■ **TASK PROMPT**
Go through the data below and gather each line containing "directores".

###

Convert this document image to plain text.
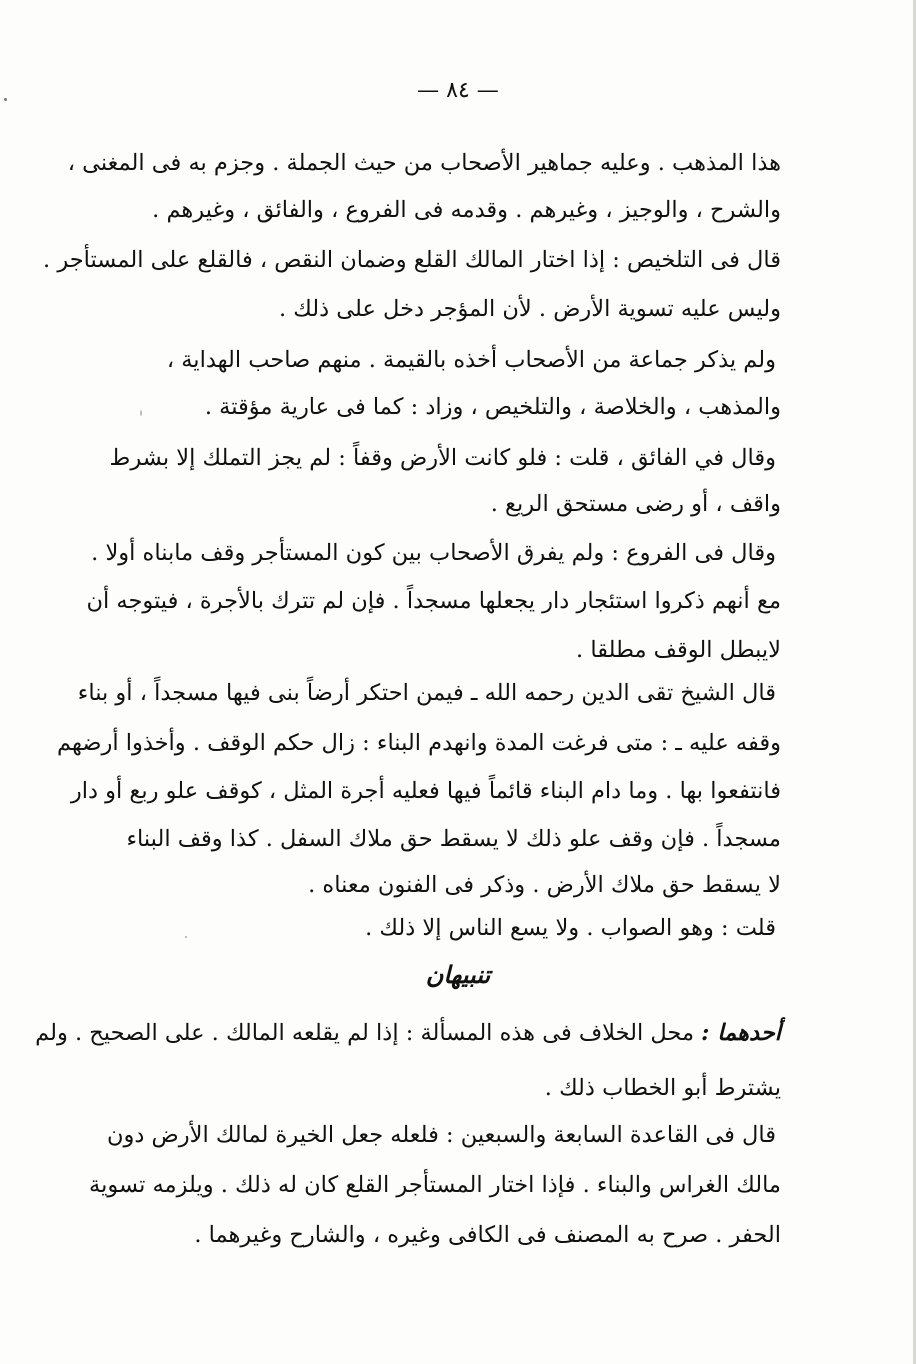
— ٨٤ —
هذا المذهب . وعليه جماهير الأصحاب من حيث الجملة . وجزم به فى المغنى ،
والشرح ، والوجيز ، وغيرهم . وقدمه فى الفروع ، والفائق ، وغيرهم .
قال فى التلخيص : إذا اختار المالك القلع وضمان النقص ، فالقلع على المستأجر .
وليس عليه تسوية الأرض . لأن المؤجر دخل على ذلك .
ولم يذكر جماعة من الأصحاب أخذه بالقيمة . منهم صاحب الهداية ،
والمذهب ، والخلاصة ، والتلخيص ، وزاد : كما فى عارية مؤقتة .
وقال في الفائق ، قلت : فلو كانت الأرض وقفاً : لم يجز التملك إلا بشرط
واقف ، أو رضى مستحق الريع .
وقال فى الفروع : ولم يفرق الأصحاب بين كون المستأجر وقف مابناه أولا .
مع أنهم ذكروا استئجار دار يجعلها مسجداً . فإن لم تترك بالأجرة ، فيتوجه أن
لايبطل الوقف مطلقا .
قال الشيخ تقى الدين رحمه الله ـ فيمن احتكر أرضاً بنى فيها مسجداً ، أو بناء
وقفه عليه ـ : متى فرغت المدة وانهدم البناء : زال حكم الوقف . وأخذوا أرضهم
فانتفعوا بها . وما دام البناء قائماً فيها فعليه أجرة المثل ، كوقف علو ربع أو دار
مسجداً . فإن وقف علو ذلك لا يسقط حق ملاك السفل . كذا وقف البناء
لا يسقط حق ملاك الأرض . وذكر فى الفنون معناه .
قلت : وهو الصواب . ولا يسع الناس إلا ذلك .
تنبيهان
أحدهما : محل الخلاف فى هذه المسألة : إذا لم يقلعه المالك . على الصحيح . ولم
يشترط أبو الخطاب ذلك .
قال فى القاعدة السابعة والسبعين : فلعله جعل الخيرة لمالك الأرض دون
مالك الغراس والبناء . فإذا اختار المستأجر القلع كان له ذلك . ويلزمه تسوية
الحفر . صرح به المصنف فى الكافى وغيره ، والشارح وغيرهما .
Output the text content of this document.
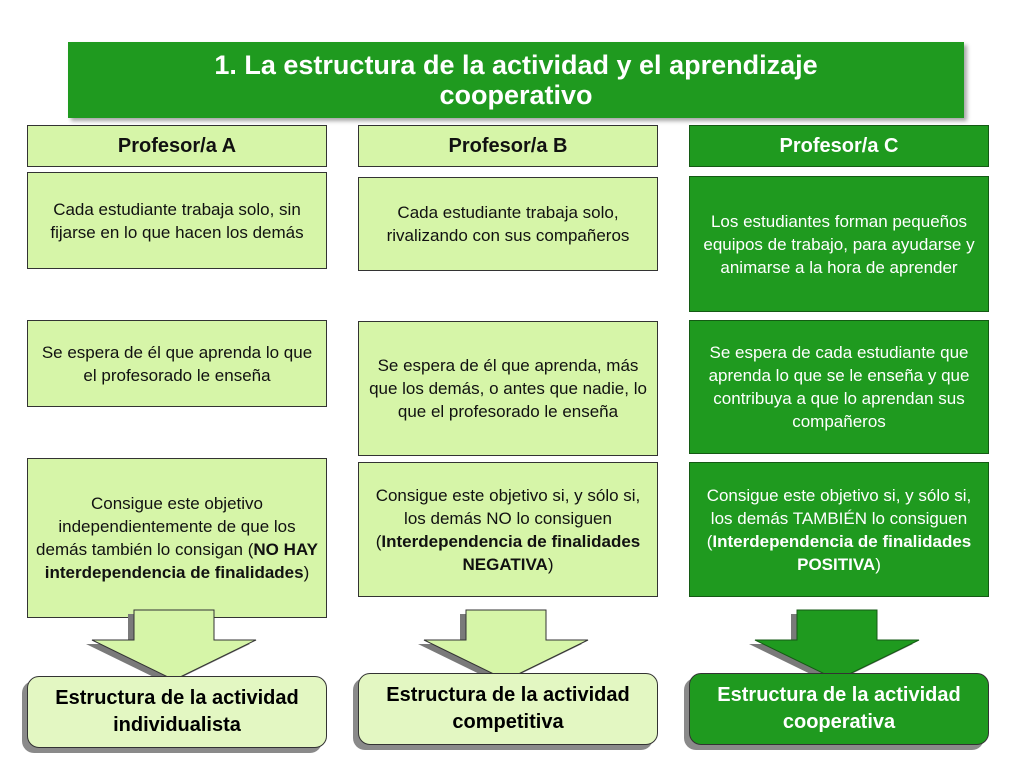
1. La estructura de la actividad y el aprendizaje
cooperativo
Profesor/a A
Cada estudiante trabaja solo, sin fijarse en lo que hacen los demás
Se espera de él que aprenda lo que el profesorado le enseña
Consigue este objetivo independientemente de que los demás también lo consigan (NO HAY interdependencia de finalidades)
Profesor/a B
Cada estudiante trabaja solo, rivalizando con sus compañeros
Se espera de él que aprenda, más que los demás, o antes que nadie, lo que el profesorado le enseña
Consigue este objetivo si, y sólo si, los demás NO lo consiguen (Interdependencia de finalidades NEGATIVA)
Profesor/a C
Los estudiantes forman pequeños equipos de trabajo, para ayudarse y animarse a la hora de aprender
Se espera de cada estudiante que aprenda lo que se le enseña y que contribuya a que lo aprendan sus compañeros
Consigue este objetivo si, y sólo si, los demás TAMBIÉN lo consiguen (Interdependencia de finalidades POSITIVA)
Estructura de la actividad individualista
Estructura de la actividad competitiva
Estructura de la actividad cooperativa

###

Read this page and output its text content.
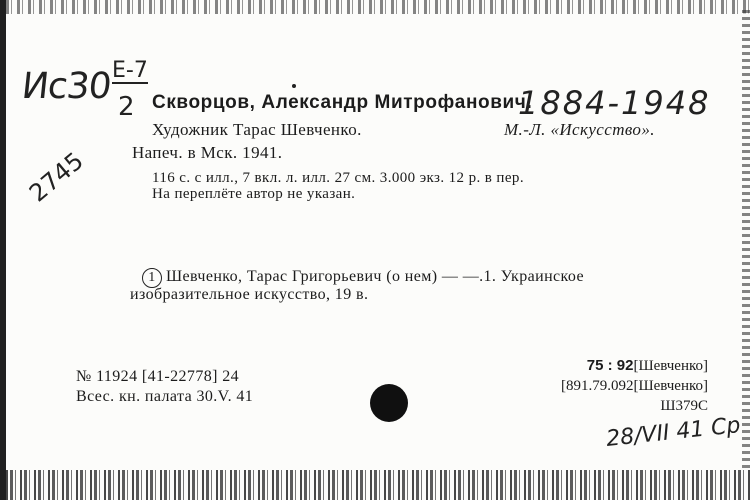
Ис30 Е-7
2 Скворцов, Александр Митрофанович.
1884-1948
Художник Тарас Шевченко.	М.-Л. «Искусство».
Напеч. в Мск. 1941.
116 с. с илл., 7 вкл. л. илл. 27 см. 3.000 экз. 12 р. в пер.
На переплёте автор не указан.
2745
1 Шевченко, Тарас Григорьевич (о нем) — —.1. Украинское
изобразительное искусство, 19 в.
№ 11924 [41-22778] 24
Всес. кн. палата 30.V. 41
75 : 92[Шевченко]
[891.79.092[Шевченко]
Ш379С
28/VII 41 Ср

###

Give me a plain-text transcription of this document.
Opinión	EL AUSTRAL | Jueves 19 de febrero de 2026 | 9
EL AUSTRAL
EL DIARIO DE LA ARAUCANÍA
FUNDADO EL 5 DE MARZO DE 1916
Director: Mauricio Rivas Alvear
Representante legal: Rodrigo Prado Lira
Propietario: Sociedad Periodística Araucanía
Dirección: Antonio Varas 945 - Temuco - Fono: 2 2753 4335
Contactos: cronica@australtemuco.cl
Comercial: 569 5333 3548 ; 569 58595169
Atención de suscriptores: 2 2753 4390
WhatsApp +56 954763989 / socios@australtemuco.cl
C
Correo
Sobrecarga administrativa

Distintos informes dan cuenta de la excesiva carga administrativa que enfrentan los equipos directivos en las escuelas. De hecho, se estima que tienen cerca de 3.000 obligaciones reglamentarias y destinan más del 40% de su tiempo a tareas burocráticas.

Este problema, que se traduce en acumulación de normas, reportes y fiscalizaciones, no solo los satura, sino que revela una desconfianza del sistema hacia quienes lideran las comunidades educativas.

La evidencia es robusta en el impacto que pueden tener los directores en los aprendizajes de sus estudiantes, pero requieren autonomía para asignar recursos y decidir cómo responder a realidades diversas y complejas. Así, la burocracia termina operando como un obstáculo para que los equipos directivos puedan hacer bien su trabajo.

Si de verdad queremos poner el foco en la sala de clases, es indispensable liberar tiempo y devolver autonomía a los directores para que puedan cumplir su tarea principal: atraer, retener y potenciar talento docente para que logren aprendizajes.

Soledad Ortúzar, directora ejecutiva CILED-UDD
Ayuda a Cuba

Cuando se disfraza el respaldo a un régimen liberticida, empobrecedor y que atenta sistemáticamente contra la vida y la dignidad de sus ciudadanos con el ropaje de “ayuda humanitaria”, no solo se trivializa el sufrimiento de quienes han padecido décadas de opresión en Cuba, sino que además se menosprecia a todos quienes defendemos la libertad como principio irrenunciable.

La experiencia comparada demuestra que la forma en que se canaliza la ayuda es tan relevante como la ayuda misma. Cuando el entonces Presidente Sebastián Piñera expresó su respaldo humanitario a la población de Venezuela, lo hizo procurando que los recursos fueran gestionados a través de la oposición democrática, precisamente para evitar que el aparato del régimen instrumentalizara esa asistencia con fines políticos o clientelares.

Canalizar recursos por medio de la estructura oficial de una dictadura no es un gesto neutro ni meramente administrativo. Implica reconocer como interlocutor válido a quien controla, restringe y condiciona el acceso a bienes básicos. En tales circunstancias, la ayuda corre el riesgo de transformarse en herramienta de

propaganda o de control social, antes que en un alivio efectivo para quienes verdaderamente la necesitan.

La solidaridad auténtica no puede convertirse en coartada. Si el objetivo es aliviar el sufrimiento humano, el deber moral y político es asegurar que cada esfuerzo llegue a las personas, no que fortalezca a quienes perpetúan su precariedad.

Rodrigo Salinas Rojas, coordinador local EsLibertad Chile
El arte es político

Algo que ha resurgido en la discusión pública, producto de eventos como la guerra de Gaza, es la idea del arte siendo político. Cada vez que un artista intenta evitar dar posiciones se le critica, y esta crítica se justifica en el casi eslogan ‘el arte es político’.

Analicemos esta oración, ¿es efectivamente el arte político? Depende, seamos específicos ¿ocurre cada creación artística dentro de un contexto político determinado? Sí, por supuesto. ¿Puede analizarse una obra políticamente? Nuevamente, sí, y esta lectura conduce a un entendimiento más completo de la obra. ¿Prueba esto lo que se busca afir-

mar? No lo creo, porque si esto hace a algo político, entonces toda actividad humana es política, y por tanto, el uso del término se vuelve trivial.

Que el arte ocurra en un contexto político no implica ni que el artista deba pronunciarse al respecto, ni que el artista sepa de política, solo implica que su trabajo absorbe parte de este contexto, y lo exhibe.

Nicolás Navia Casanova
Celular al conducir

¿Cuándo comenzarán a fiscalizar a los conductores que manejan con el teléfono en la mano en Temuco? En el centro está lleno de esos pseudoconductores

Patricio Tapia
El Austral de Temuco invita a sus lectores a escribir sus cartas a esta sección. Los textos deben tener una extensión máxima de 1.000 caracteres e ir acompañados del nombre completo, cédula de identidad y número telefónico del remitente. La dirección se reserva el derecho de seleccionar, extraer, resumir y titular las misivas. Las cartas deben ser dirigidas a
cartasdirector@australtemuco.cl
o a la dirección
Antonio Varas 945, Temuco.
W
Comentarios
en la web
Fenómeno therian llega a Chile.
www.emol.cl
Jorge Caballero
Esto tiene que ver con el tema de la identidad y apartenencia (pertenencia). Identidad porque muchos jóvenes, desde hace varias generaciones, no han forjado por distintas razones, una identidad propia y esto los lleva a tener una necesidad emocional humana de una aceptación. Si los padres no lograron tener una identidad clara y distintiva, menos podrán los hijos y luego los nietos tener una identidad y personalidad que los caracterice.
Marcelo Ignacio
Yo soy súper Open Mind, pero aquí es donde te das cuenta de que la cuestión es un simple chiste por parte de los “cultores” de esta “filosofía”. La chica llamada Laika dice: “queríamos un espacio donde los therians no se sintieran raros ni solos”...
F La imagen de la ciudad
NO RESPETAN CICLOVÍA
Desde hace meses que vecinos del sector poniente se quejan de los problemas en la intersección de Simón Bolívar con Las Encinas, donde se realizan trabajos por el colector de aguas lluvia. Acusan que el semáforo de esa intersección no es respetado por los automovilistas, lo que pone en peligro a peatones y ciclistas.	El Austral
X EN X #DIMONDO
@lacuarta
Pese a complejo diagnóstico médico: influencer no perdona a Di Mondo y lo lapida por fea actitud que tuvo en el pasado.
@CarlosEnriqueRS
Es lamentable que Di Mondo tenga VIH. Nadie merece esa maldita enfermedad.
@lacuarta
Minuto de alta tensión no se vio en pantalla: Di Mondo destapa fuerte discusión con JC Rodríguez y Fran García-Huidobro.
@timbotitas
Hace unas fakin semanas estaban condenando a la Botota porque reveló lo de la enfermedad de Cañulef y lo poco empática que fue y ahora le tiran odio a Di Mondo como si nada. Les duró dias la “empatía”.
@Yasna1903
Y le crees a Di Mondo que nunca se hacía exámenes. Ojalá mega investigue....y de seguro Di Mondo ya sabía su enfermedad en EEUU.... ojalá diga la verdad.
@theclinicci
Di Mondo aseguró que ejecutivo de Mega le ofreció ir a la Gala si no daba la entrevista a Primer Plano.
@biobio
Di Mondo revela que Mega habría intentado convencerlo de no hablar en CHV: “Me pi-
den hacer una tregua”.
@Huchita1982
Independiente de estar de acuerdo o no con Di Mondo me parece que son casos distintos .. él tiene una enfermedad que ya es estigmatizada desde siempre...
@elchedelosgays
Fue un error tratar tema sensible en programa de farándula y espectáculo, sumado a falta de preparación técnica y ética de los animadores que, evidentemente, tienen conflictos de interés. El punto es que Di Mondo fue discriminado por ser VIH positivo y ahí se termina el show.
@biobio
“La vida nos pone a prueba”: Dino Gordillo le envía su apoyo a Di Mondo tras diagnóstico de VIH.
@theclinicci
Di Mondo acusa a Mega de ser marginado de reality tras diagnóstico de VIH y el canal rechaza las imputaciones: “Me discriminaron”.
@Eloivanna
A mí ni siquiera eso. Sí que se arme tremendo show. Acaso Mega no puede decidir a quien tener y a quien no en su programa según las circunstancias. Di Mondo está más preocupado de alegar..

###

■ **FULL RESPONSE**
La evidencia es robusta en el impacto que pueden tener los directores en los aprendizajes de sus estudiantes, pero requieren autonomía para asignar recursos y decidir cómo responder a realidades diversas y complejas. Así, la burocracia termina operando como un obstáculo para que los equipos directivos puedan hacer bien su trabajo.
Si de verdad queremos poner el foco en la sala de clases, es indispensable liberar tiempo y devolver autonomía a los directores para que puedan cumplir su tarea principal: atraer, retener y potenciar talento docente para que logren aprendizajes.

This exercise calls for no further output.